Tally the lines holding "Clark" and state only that figure.
-- START OF THE RECORDS --
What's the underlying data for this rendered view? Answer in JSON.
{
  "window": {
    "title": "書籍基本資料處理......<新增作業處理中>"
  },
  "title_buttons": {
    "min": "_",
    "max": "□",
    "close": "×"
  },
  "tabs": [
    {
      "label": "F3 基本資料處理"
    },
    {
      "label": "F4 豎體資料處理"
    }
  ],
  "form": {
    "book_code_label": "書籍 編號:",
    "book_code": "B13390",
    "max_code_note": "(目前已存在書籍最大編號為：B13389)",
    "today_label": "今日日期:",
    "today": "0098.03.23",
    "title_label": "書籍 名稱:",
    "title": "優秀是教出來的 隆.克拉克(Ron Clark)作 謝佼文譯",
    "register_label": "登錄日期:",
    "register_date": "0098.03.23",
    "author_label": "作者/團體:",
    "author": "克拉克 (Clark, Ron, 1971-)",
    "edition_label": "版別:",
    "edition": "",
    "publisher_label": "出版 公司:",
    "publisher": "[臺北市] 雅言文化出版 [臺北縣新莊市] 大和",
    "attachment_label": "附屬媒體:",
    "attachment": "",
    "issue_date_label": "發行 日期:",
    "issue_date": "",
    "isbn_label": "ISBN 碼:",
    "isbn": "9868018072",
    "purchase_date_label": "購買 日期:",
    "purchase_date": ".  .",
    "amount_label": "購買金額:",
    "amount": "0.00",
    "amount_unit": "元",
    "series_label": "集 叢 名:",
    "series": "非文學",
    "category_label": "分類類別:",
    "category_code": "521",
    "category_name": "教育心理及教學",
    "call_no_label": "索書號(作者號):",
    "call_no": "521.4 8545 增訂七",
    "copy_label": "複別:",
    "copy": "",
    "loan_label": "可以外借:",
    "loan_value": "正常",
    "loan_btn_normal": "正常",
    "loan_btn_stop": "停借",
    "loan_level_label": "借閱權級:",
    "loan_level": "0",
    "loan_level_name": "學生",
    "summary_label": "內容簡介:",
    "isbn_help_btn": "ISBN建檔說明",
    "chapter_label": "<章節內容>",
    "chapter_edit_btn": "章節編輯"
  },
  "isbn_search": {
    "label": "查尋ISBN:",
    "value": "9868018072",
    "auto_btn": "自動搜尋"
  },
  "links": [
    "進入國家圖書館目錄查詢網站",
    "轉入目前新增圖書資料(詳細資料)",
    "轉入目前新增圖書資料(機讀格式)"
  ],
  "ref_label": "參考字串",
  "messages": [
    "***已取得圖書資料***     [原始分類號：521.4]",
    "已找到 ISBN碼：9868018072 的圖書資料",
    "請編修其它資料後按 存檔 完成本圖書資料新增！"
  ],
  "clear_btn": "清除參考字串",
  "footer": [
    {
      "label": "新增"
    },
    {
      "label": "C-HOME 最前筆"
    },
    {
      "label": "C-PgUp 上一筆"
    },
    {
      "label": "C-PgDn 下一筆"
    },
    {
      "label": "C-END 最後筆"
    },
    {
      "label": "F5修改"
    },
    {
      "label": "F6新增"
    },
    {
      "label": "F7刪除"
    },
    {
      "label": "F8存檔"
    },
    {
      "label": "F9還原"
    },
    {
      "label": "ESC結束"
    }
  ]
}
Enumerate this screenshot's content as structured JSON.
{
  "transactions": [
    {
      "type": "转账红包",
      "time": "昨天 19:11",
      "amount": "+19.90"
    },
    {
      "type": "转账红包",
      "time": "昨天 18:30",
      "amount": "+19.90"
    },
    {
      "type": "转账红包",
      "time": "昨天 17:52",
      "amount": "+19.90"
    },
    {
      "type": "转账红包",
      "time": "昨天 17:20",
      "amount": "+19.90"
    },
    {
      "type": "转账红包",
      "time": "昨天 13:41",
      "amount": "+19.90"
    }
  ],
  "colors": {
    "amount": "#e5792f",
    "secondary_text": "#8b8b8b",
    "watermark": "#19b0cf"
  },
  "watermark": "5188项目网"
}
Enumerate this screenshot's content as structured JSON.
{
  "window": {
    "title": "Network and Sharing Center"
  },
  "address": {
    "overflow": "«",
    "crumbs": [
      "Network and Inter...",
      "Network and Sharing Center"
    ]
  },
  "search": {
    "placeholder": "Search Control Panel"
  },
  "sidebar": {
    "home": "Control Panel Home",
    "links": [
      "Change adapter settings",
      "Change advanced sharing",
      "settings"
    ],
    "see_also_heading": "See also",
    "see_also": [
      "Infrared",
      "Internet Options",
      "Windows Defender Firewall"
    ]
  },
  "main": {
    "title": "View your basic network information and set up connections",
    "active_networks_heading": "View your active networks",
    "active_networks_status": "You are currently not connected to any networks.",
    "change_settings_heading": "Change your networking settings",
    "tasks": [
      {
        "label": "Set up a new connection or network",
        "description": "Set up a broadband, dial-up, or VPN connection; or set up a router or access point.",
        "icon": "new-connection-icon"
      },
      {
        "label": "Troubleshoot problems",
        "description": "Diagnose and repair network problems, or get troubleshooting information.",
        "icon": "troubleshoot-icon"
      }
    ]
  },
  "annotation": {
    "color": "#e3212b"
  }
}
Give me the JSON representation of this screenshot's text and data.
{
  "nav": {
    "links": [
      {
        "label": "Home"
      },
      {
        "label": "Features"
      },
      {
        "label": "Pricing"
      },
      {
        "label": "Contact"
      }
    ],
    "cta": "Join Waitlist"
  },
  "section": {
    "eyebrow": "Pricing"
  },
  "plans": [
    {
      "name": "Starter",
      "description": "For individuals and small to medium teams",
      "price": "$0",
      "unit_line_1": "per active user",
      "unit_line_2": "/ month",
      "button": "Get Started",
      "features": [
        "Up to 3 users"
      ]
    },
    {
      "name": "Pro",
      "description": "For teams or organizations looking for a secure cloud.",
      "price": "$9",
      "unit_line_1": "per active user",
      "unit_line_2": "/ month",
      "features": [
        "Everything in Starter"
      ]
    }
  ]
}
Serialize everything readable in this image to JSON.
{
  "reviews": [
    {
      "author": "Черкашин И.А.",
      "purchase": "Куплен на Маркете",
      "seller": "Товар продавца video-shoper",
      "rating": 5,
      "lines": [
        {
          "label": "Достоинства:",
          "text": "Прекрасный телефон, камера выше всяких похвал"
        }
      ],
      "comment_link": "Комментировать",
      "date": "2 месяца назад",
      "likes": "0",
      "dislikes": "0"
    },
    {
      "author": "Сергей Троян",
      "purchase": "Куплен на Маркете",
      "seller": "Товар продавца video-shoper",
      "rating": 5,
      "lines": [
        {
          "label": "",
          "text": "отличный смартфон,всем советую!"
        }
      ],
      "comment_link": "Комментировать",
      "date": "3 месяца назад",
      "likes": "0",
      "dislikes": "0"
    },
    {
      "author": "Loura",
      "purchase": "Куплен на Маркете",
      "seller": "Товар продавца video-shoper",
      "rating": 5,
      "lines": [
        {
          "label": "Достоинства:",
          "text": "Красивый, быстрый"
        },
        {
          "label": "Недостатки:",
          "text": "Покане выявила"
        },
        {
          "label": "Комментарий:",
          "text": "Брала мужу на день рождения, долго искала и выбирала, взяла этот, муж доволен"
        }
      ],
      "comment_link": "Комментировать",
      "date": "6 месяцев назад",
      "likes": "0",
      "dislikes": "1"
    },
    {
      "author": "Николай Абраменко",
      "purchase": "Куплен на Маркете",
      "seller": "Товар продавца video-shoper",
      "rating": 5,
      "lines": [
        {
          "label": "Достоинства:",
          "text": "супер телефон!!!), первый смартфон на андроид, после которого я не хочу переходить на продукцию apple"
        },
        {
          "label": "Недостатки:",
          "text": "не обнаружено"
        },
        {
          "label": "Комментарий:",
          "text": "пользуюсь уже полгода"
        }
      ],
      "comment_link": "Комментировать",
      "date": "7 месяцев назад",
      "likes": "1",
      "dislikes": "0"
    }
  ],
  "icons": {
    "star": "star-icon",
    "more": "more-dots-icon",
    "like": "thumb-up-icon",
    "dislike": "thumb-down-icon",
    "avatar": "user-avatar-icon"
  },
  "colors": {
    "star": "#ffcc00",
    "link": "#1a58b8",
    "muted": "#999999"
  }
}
-- END OF THE RECORDS --
SOLVED PROBLEM: 2